» **What this task involves**
Please find all lines in the data that hold the string "nádvoří" and copy them.

» **Available data**
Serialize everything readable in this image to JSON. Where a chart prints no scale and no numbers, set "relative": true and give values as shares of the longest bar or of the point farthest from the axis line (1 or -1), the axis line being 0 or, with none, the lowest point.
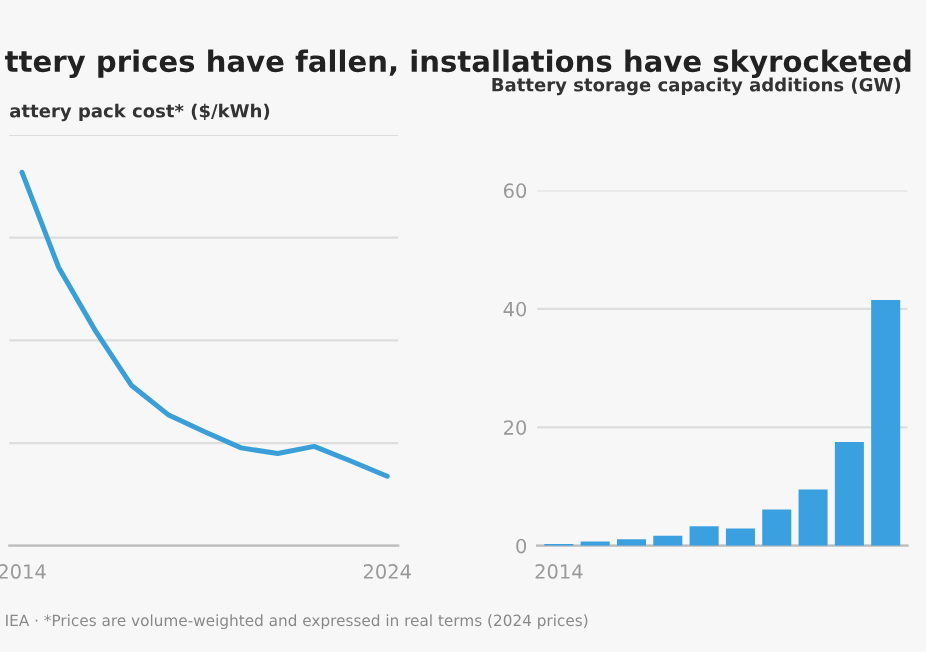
{
  "chart_data": [
    {
      "type": "line",
      "title": "ttery prices have fallen, installations have skyrocketed",
      "subtitle": "attery pack cost* ($/kWh)",
      "relative": true,
      "categories": [
        "2014",
        null,
        null,
        null,
        null,
        null,
        null,
        null,
        null,
        null,
        "2024"
      ],
      "series": [
        {
          "color": "#3a9fd8",
          "values": [
            1,
            0.746,
            0.577,
            0.429,
            0.351,
            0.305,
            0.262,
            0.247,
            0.266,
            0.227,
            0.186
          ]
        }
      ],
      "grid": "y",
      "marker": "none",
      "line_style": "solid",
      "annotations": [
        "IEA · *Prices are volume-weighted and expressed in real terms (2024 prices)"
      ]
    },
    {
      "type": "bar",
      "subtitle": "Battery storage capacity additions (GW)",
      "categories": [
        "2014",
        null,
        null,
        null,
        null,
        null,
        null,
        null,
        null,
        null
      ],
      "series": [
        {
          "color": "#3aa0e0",
          "values": [
            0.3,
            0.7,
            1.1,
            1.7,
            3.3,
            2.9,
            6.1,
            9.5,
            17.5,
            41.5
          ]
        }
      ],
      "ylim": [
        0,
        60
      ],
      "yticks": [
        0,
        20,
        40,
        60
      ],
      "grid": "y"
    }
  ]
}
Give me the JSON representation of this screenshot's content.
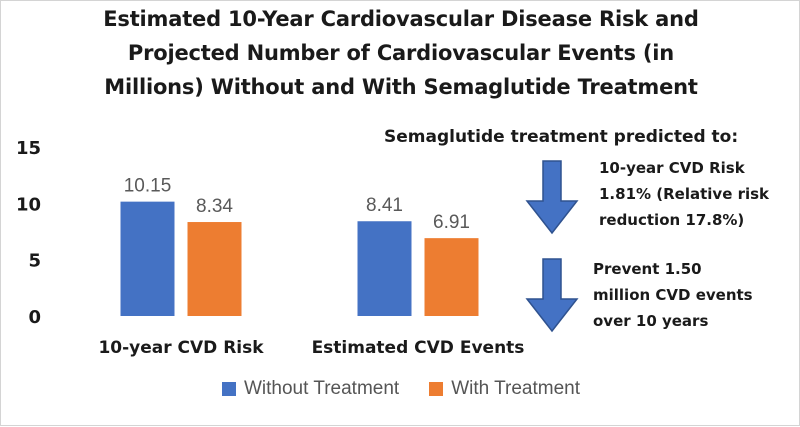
{
  "title_lines": [
    "Estimated 10-Year Cardiovascular Disease Risk and",
    "Projected Number of Cardiovascular Events (in",
    "Millions) Without and With Semaglutide Treatment"
  ],
  "annotation": {
    "header": "Semaglutide treatment predicted to:",
    "item1_lines": [
      "10-year CVD Risk",
      "1.81% (Relative risk",
      "reduction 17.8%)"
    ],
    "item2_lines": [
      "Prevent 1.50",
      "million CVD events",
      "over 10 years"
    ]
  },
  "colors": {
    "without": "#4472C4",
    "with": "#ED7D31",
    "arrow": "#4472C4",
    "arrow_stroke": "#2F528F",
    "axis_text": "#1a1a1a",
    "data_label": "#595959",
    "gridline": "#d9d9d9"
  },
  "chart_data": {
    "type": "bar",
    "categories": [
      "10-year CVD Risk",
      "Estimated CVD Events"
    ],
    "series": [
      {
        "name": "Without Treatment",
        "values": [
          10.15,
          8.41
        ],
        "labels": [
          "10.15",
          "8.41"
        ]
      },
      {
        "name": "With Treatment",
        "values": [
          8.34,
          6.91
        ],
        "labels": [
          "8.34",
          "6.91"
        ]
      }
    ],
    "ylim": [
      0,
      15
    ],
    "yticks": [
      0,
      5,
      10,
      15
    ],
    "grid": false,
    "legend_position": "bottom",
    "xlabel": "",
    "ylabel": ""
  }
}
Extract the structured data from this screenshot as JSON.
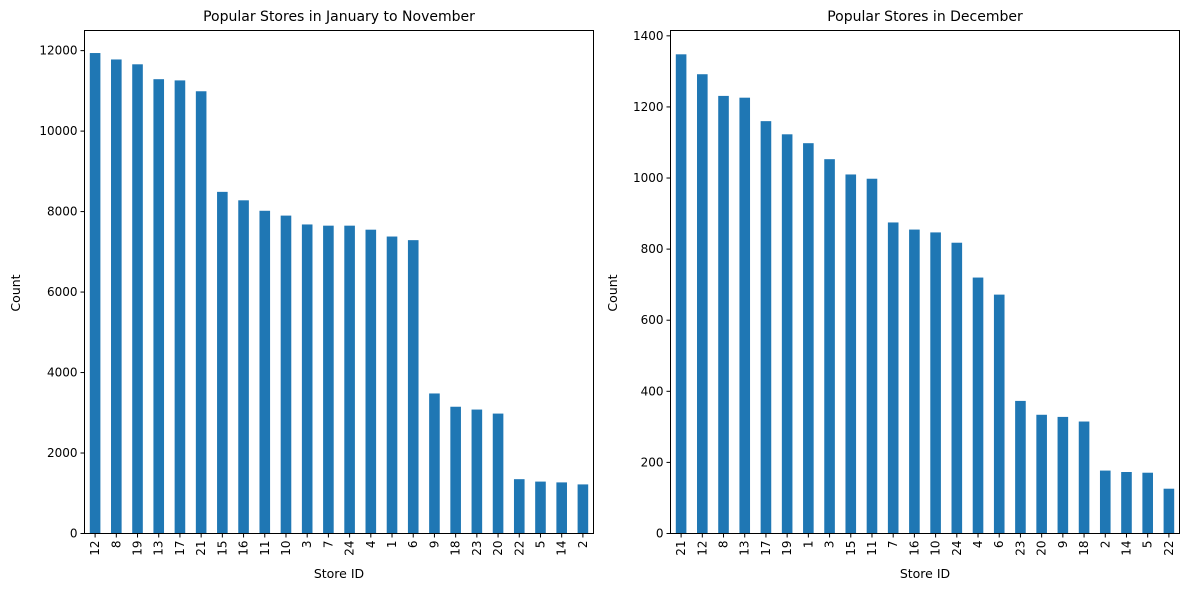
{
  "chart_data": [
    {
      "type": "bar",
      "title": "Popular Stores in January to November",
      "xlabel": "Store ID",
      "ylabel": "Count",
      "ylim": [
        0,
        12500
      ],
      "yticks": [
        0,
        2000,
        4000,
        6000,
        8000,
        10000,
        12000
      ],
      "categories": [
        "12",
        "8",
        "19",
        "13",
        "17",
        "21",
        "15",
        "16",
        "11",
        "10",
        "3",
        "7",
        "24",
        "4",
        "1",
        "6",
        "9",
        "18",
        "23",
        "20",
        "22",
        "5",
        "14",
        "2"
      ],
      "values": [
        11940,
        11780,
        11660,
        11290,
        11260,
        10990,
        8490,
        8280,
        8020,
        7900,
        7680,
        7650,
        7650,
        7550,
        7380,
        7290,
        3480,
        3150,
        3080,
        2980,
        1350,
        1290,
        1270,
        1220
      ],
      "color": "#1f77b4",
      "grid": false
    },
    {
      "type": "bar",
      "title": "Popular Stores in December",
      "xlabel": "Store ID",
      "ylabel": "Count",
      "ylim": [
        0,
        1415
      ],
      "yticks": [
        0,
        200,
        400,
        600,
        800,
        1000,
        1200,
        1400
      ],
      "categories": [
        "21",
        "12",
        "8",
        "13",
        "17",
        "19",
        "1",
        "3",
        "15",
        "11",
        "7",
        "16",
        "10",
        "24",
        "4",
        "6",
        "23",
        "20",
        "9",
        "18",
        "2",
        "14",
        "5",
        "22"
      ],
      "values": [
        1348,
        1292,
        1231,
        1226,
        1160,
        1123,
        1098,
        1053,
        1010,
        998,
        875,
        855,
        847,
        818,
        720,
        672,
        373,
        334,
        328,
        315,
        177,
        173,
        171,
        126
      ],
      "color": "#1f77b4",
      "grid": false
    }
  ]
}
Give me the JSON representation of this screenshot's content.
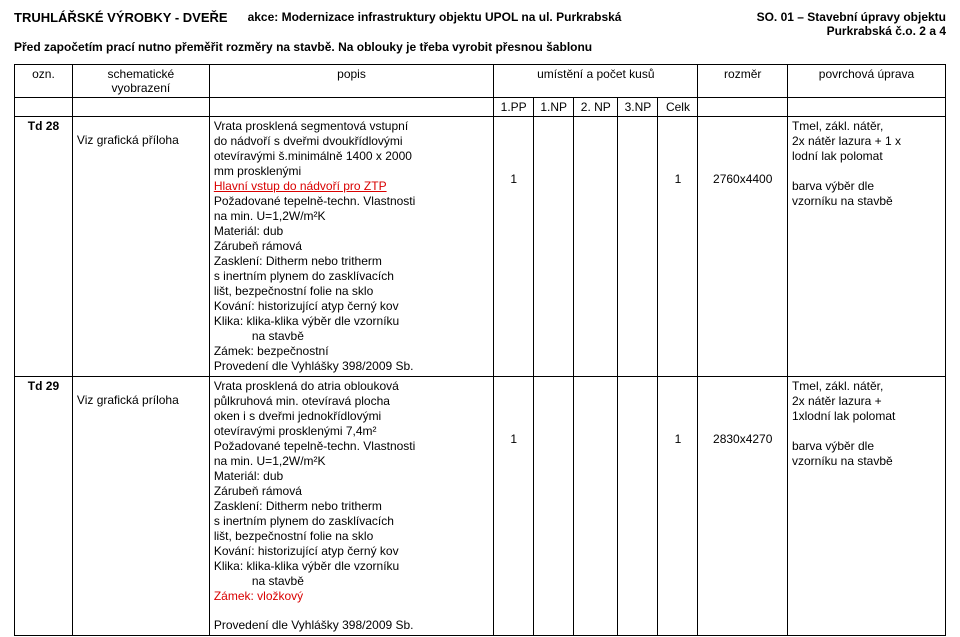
{
  "header": {
    "title_main": "TRUHLÁŘSKÉ  VÝROBKY - DVEŘE",
    "action_label": "akce:",
    "action_text": "Modernizace infrastruktury objektu UPOL na ul. Purkrabská",
    "right_line1": "SO. 01 – Stavební úpravy objektu",
    "right_line2": "Purkrabská č.o. 2 a 4",
    "sub": "Před započetím prací nutno přeměřit rozměry na stavbě. Na oblouky je třeba vyrobit přesnou šablonu"
  },
  "table_header": {
    "ozn": "ozn.",
    "schema": "schematické vyobrazení",
    "popis": "popis",
    "umisteni": "umístění a počet kusů",
    "rozmer": "rozměr",
    "povrch": "povrchová úprava",
    "pp": "1.PP",
    "np1": "1.NP",
    "np2": "2. NP",
    "np3": "3.NP",
    "celk": "Celk"
  },
  "rows": [
    {
      "ozn": "Td 28",
      "schema": "Viz grafická příloha",
      "popis_lines": [
        {
          "t": "Vrata prosklená segmentová vstupní"
        },
        {
          "t": "do nádvoří  s dveřmi dvoukřídlovými"
        },
        {
          "t": "otevíravými š.minimálně 1400 x 2000"
        },
        {
          "t": "mm prosklenými"
        },
        {
          "t": "Hlavní  vstup do nádvoří pro ZTP",
          "red": true,
          "underline": true
        },
        {
          "t": "Požadované tepelně-techn. Vlastnosti"
        },
        {
          "t": "na min. U=1,2W/m²K"
        },
        {
          "t": "Materiál: dub"
        },
        {
          "t": "Zárubeň rámová"
        },
        {
          "t": "Zasklení:  Ditherm nebo tritherm"
        },
        {
          "t": "s inertním plynem  do zasklívacích"
        },
        {
          "t": "lišt, bezpečnostní folie na sklo"
        },
        {
          "t": "Kování: historizující atyp černý kov"
        },
        {
          "t": "Klika:     klika-klika výběr dle vzorníku"
        },
        {
          "t": "na stavbě",
          "indent": true
        },
        {
          "t": "Zámek: bezpečnostní"
        },
        {
          "t": "Provedení dle Vyhlášky 398/2009 Sb."
        }
      ],
      "pp": "1",
      "np1": "",
      "np2": "",
      "np3": "",
      "celk": "1",
      "rozmer": "2760x4400",
      "povrch_lines": [
        {
          "t": "Tmel, zákl. nátěr,"
        },
        {
          "t": "2x nátěr lazura + 1 x"
        },
        {
          "t": "lodní lak polomat"
        },
        {
          "t": ""
        },
        {
          "t": "barva výběr  dle"
        },
        {
          "t": "vzorníku na stavbě"
        }
      ]
    },
    {
      "ozn": "Td 29",
      "schema": "Viz grafická príloha",
      "popis_lines": [
        {
          "t": "Vrata prosklená do atria  oblouková"
        },
        {
          "t": "půlkruhová min. otevíravá plocha"
        },
        {
          "t": "oken i  s dveřmi jednokřídlovými"
        },
        {
          "t": "otevíravými prosklenými 7,4m²"
        },
        {
          "t": "Požadované tepelně-techn. Vlastnosti"
        },
        {
          "t": "na min. U=1,2W/m²K"
        },
        {
          "t": "Materiál: dub"
        },
        {
          "t": "Zárubeň rámová"
        },
        {
          "t": "Zasklení:  Ditherm nebo tritherm"
        },
        {
          "t": "s inertním plynem  do zasklívacích"
        },
        {
          "t": "lišt, bezpečnostní folie na sklo"
        },
        {
          "t": "Kování: historizující atyp černý kov"
        },
        {
          "t": "Klika:     klika-klika výběr dle vzorníku"
        },
        {
          "t": "na stavbě",
          "indent": true
        },
        {
          "t": "Zámek: vložkový",
          "red": true
        }
      ],
      "footer": "Provedení dle Vyhlášky 398/2009 Sb.",
      "pp": "1",
      "np1": "",
      "np2": "",
      "np3": "",
      "celk": "1",
      "rozmer": "2830x4270",
      "povrch_lines": [
        {
          "t": "Tmel, zákl. nátěr,"
        },
        {
          "t": "2x nátěr lazura +"
        },
        {
          "t": "1xlodní lak polomat"
        },
        {
          "t": ""
        },
        {
          "t": "barva výběr  dle"
        },
        {
          "t": "vzorníku na stavbě"
        }
      ]
    }
  ]
}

» **Exercise answer**
          "t": "do nádvoří  s dveřmi dvoukřídlovými"
          "t": "Hlavní  vstup do nádvoří pro ZTP",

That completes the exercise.